* Start Stored rows *

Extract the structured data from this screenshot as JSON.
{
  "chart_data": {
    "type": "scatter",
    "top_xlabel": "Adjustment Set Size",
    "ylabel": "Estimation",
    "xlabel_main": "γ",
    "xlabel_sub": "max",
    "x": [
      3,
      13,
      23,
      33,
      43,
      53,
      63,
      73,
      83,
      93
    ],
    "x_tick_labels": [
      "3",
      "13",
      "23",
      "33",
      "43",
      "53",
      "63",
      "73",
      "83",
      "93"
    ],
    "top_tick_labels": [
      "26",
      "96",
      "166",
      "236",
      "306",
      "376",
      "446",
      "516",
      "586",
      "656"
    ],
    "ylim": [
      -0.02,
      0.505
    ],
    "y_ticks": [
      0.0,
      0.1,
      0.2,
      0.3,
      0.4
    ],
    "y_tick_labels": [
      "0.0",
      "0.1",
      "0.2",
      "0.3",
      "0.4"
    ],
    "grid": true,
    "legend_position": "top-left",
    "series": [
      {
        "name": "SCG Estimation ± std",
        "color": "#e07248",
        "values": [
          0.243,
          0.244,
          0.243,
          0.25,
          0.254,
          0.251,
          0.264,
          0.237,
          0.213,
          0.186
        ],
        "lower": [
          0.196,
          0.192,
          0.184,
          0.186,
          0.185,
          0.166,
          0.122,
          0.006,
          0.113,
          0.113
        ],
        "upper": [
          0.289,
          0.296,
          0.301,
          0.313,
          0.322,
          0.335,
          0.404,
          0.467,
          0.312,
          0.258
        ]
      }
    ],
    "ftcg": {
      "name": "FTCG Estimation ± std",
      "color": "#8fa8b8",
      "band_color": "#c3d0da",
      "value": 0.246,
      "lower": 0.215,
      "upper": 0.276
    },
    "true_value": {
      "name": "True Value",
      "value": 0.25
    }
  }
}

* End Stored rows *

*Exercise objective*
Show every line that contains the word "Estimation".

*Exercise answer*
    "ylabel": "Estimation",
        "name": "SCG Estimation ± std",
      "name": "FTCG Estimation ± std",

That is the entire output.